* _Problem to work on_
Give back the full material, exactly as it reads.

* _Rows from a dataset_
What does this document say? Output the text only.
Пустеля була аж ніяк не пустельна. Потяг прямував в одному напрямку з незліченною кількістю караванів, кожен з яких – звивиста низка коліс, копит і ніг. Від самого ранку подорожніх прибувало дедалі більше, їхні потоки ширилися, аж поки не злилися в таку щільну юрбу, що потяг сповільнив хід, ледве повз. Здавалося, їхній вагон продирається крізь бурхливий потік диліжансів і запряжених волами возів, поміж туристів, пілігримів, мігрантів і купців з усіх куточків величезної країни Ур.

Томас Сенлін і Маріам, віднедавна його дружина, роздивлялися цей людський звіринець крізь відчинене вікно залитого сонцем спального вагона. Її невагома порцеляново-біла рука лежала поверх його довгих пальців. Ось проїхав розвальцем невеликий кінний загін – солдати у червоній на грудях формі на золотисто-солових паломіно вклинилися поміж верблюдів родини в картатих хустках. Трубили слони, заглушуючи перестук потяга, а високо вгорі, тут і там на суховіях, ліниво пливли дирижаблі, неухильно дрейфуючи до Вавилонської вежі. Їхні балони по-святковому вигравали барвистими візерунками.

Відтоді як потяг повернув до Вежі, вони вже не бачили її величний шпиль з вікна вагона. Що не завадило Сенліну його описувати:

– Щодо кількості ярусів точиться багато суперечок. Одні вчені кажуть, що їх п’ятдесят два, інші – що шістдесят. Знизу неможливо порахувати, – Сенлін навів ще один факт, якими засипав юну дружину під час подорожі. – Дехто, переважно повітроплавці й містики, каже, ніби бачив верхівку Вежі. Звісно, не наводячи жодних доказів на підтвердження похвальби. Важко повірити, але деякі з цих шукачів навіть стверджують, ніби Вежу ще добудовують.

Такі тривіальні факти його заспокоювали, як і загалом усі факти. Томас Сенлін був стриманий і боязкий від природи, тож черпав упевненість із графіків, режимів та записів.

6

* _Written response_
What does this document say? Output the text only.
Пустеля була аж ніяк не пустельна. Потяг прямував в одному напрямку з незліченною кількістю караванів, кожен з яких – звивиста низка коліс, копит і ніг. Від самого ранку подорожніх прибувало дедалі більше, їхні потоки ширилися, аж поки не злилися в таку щільну юрбу, що потяг сповільнив хід, ледве повз. Здавалося, їхній вагон продирається крізь бурхливий потік диліжансів і запряжених волами возів, поміж туристів, пілігримів, мігрантів і купців з усіх куточків величезної країни Ур.

Томас Сенлін і Маріам, віднедавна його дружина, роздивлялися цей людський звіринець крізь відчинене вікно залитого сонцем спального вагона. Її невагома порцеляново-біла рука лежала поверх його довгих пальців. Ось проїхав розвальцем невеликий кінний загін – солдати у червоній на грудях формі на золотисто-солових паломіно вклинилися поміж верблюдів родини в картатих хустках. Трубили слони, заглушуючи перестук потяга, а високо вгорі, тут і там на суховіях, ліниво пливли дирижаблі, неухильно дрейфуючи до Вавилонської вежі. Їхні балони по-святковому вигравали барвистими візерунками.

Відтоді як потяг повернув до Вежі, вони вже не бачили її величний шпиль з вікна вагона. Що не завадило Сенліну його описувати:

– Щодо кількості ярусів точиться багато суперечок. Одні вчені кажуть, що їх п’ятдесят два, інші – що шістдесят. Знизу неможливо порахувати, – Сенлін навів ще один факт, якими засипав юну дружину під час подорожі. – Дехто, переважно повітроплавці й містики, каже, ніби бачив верхівку Вежі. Звісно, не наводячи жодних доказів на підтвердження похвальби. Важко повірити, але деякі з цих шукачів навіть стверджують, ніби Вежу ще добудовують.

Такі тривіальні факти його заспокоювали, як і загалом усі факти. Томас Сенлін був стриманий і боязкий від природи, тож черпав упевненість із графіків, режимів та записів.

6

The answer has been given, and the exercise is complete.